WHAT IS REQUIRED => What follows is a listing; restate every line of it word for word.

DATA EXTRACT =>
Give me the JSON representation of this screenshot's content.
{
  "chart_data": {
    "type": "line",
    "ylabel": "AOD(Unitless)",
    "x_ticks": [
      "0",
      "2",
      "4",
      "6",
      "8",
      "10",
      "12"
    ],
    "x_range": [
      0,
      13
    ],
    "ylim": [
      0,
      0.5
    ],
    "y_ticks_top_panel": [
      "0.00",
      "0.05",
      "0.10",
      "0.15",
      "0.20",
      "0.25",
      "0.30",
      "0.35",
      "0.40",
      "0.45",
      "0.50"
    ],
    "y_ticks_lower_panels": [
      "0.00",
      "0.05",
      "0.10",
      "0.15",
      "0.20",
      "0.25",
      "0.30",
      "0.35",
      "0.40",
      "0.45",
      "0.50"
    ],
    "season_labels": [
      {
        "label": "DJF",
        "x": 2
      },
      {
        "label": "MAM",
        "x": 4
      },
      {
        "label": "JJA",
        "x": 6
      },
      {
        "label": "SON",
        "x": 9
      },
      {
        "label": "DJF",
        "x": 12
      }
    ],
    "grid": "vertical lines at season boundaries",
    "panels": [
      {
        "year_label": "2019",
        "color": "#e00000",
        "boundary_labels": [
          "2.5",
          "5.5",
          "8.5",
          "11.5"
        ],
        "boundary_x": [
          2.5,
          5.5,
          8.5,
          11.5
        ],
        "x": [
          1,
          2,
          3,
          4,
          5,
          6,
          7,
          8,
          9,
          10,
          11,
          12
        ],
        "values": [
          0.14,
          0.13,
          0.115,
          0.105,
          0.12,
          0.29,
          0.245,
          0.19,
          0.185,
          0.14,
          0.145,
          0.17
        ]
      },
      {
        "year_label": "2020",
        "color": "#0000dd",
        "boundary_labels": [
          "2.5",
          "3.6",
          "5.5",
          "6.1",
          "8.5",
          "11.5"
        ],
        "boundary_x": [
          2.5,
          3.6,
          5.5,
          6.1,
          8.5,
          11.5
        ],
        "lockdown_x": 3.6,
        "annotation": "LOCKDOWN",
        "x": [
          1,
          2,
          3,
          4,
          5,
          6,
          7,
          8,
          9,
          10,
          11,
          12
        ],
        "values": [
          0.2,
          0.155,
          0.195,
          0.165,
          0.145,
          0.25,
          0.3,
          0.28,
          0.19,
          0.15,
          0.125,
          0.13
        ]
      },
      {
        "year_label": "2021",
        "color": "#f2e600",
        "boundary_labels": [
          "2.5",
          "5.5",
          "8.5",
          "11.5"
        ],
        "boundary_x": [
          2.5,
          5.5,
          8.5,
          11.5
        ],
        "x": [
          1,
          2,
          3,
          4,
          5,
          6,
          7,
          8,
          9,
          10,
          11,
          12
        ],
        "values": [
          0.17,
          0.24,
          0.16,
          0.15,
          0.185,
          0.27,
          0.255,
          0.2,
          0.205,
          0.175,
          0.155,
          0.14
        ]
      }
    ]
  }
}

WRITTEN SOLUTION =>
Give me the JSON representation of this screenshot's content.
{
  "chart_data": {
    "type": "line",
    "ylabel": "AOD(Unitless)",
    "x_ticks": [
      "0",
      "2",
      "4",
      "6",
      "8",
      "10",
      "12"
    ],
    "x_range": [
      0,
      13
    ],
    "ylim": [
      0,
      0.5
    ],
    "y_ticks_top_panel": [
      "0.00",
      "0.05",
      "0.10",
      "0.15",
      "0.20",
      "0.25",
      "0.30",
      "0.35",
      "0.40",
      "0.45",
      "0.50"
    ],
    "y_ticks_lower_panels": [
      "0.00",
      "0.05",
      "0.10",
      "0.15",
      "0.20",
      "0.25",
      "0.30",
      "0.35",
      "0.40",
      "0.45",
      "0.50"
    ],
    "season_labels": [
      {
        "label": "DJF",
        "x": 2
      },
      {
        "label": "MAM",
        "x": 4
      },
      {
        "label": "JJA",
        "x": 6
      },
      {
        "label": "SON",
        "x": 9
      },
      {
        "label": "DJF",
        "x": 12
      }
    ],
    "grid": "vertical lines at season boundaries",
    "panels": [
      {
        "year_label": "2019",
        "color": "#e00000",
        "boundary_labels": [
          "2.5",
          "5.5",
          "8.5",
          "11.5"
        ],
        "boundary_x": [
          2.5,
          5.5,
          8.5,
          11.5
        ],
        "x": [
          1,
          2,
          3,
          4,
          5,
          6,
          7,
          8,
          9,
          10,
          11,
          12
        ],
        "values": [
          0.14,
          0.13,
          0.115,
          0.105,
          0.12,
          0.29,
          0.245,
          0.19,
          0.185,
          0.14,
          0.145,
          0.17
        ]
      },
      {
        "year_label": "2020",
        "color": "#0000dd",
        "boundary_labels": [
          "2.5",
          "3.6",
          "5.5",
          "6.1",
          "8.5",
          "11.5"
        ],
        "boundary_x": [
          2.5,
          3.6,
          5.5,
          6.1,
          8.5,
          11.5
        ],
        "lockdown_x": 3.6,
        "annotation": "LOCKDOWN",
        "x": [
          1,
          2,
          3,
          4,
          5,
          6,
          7,
          8,
          9,
          10,
          11,
          12
        ],
        "values": [
          0.2,
          0.155,
          0.195,
          0.165,
          0.145,
          0.25,
          0.3,
          0.28,
          0.19,
          0.15,
          0.125,
          0.13
        ]
      },
      {
        "year_label": "2021",
        "color": "#f2e600",
        "boundary_labels": [
          "2.5",
          "5.5",
          "8.5",
          "11.5"
        ],
        "boundary_x": [
          2.5,
          5.5,
          8.5,
          11.5
        ],
        "x": [
          1,
          2,
          3,
          4,
          5,
          6,
          7,
          8,
          9,
          10,
          11,
          12
        ],
        "values": [
          0.17,
          0.24,
          0.16,
          0.15,
          0.185,
          0.27,
          0.255,
          0.2,
          0.205,
          0.175,
          0.155,
          0.14
        ]
      }
    ]
  }
}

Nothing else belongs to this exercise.